◆ **REQUIREMENT 1**
According to the explanation of Building Identification Numbers, which borough does a BIN beginning with the digit 4 belong to?

◆ **SOURCE PASSAGE**
......

What Is a BIN?
A BIN (Building Identification Number) is a 7-digit code assigned by the NYC Department of Buildings to every building in the five boroughs. While a BBL identifies the tax lot, a BIN identifies the physical structure on that lot. For permits, inspections, violations, and complaints, BIN is the primary key.
Structure of a BIN
A BIN is a 7-digit number. The first digit encodes the borough:
| First digit | Borough | Example BIN |
|---|---|---|
| 1 | Manhattan | 1001074 |
| 2 | Bronx | 2001234 |
| 3 | Brooklyn | 3123456 |
| 4 | Queens | 4056789 |
| 5 | Staten Island | 5012345 |
The remaining 6 digits are sequential within the borough. There is no meaning to the spacing — BINs are not padded and are always exactly 7 digits.
BIN vs. BBL
A key source of confusion: a lot (BBL) can contain multiple buildings (BINs), and a condominium building has one BIN shared by all the individual unit lots (BBLs). Here are the typical relationships:
| Situation | BBLs | BINs |
|---|---|---|
| Single-family house | 1 | 1 |
| Lot with main building + garage | 1 | 2 |
| Condominium (50 units) | 50 (one per unit) | 1 (the building) |
| Vacant lot | 1 | 0 |
| Large housing complex | 1–few | many |
Where to Find a BIN
- DOB NOW / BIS — the Department of Buildings' systems use BIN as the primary key
- NYC Planning Geosearch API — returns the BIN alongside BBL for any address lookup
- Lotlyze — resolves any address or BBL to its BIN automatically
- PAD (Property Address Directory) — the city's authoritative
address-to-BIN/BBL table, available via Open Data:
data.cityofnewyork.us/resource/5zhs-2jue.json
Why BIN Matters for Research
If you want to look up permits, violations, job filings, or complaints for a building, you must use the BIN — not the BBL. The DOB's Socrata endpoints are all keyed on BIN:
# Permits (DOB Permit Issuance)

......

◆ **Data items**
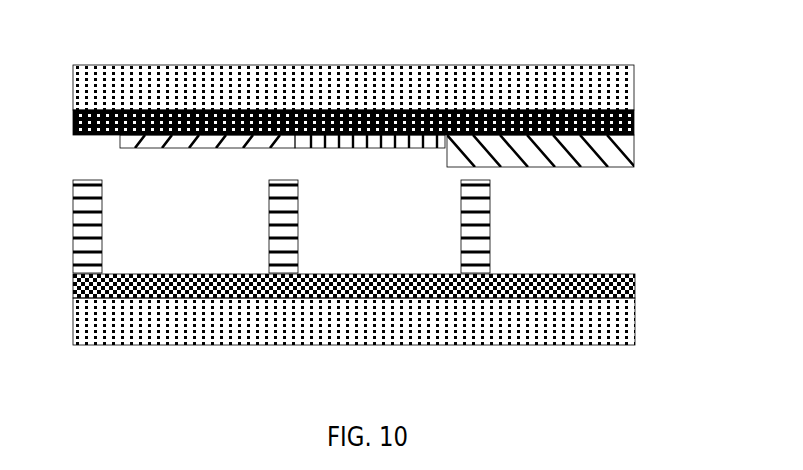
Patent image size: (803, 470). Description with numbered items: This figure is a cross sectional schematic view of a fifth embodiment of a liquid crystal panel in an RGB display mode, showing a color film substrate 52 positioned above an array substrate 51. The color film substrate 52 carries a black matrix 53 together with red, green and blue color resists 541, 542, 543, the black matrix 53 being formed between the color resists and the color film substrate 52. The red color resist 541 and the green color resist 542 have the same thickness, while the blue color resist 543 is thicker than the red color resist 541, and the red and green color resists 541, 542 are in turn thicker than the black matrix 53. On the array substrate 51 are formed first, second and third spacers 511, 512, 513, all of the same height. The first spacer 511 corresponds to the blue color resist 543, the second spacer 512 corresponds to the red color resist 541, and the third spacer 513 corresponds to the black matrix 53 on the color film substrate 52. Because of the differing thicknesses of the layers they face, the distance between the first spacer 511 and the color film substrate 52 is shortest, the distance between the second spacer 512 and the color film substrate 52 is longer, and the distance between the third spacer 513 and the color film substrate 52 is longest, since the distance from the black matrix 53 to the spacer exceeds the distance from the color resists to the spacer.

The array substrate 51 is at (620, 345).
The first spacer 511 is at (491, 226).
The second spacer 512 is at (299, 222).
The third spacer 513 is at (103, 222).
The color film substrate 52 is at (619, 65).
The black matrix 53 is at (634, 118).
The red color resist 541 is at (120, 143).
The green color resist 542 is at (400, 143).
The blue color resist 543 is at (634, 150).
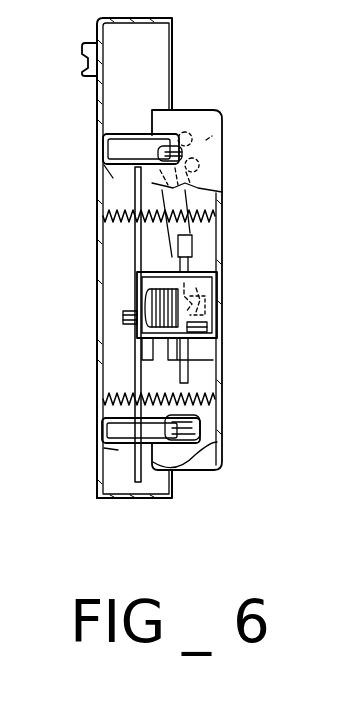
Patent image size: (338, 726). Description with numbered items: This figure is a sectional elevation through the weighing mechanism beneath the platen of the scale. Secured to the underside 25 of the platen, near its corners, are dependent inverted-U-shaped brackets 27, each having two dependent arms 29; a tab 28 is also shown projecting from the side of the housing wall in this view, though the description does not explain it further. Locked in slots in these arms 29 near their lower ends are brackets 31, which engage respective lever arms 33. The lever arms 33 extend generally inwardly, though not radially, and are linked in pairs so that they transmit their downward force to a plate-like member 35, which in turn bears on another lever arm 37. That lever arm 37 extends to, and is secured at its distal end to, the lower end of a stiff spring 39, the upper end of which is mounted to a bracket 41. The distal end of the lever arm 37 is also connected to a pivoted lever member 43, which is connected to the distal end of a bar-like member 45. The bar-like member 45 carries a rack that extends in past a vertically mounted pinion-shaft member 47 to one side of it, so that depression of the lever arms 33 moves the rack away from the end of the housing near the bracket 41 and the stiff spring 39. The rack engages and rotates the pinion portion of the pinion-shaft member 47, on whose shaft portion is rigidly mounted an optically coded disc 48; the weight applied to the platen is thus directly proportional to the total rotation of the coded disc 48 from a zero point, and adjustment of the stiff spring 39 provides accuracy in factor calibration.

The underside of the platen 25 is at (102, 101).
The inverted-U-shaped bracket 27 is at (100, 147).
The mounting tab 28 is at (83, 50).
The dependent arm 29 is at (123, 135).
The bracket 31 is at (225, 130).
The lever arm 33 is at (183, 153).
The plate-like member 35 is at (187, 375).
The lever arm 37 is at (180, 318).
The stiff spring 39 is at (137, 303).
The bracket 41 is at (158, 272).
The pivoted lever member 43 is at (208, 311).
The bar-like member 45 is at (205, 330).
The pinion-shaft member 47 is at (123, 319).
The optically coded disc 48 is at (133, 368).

......

◆ **REQUIREMENT 2**
Retype the rows from their beginning up to and including the line with "The third spacer 513 is at (103, 222).". Omit the pictures.

◆ **RIGHT ANSWER 1**
Queens

◆ **RIGHT ANSWER 2**
Patent image size: (803, 470). Description with numbered items: This figure is a cross sectional schematic view of a fifth embodiment of a liquid crystal panel in an RGB display mode, showing a color film substrate 52 positioned above an array substrate 51. The color film substrate 52 carries a black matrix 53 together with red, green and blue color resists 541, 542, 543, the black matrix 53 being formed between the color resists and the color film substrate 52. The red color resist 541 and the green color resist 542 have the same thickness, while the blue color resist 543 is thicker than the red color resist 541, and the red and green color resists 541, 542 are in turn thicker than the black matrix 53. On the array substrate 51 are formed first, second and third spacers 511, 512, 513, all of the same height. The first spacer 511 corresponds to the blue color resist 543, the second spacer 512 corresponds to the red color resist 541, and the third spacer 513 corresponds to the black matrix 53 on the color film substrate 52. Because of the differing thicknesses of the layers they face, the distance between the first spacer 511 and the color film substrate 52 is shortest, the distance between the second spacer 512 and the color film substrate 52 is longer, and the distance between the third spacer 513 and the color film substrate 52 is longest, since the distance from the black matrix 53 to the spacer exceeds the distance from the color resists to the spacer.

The array substrate 51 is at (620, 345).
The first spacer 511 is at (491, 226).
The second spacer 512 is at (299, 222).
The third spacer 513 is at (103, 222).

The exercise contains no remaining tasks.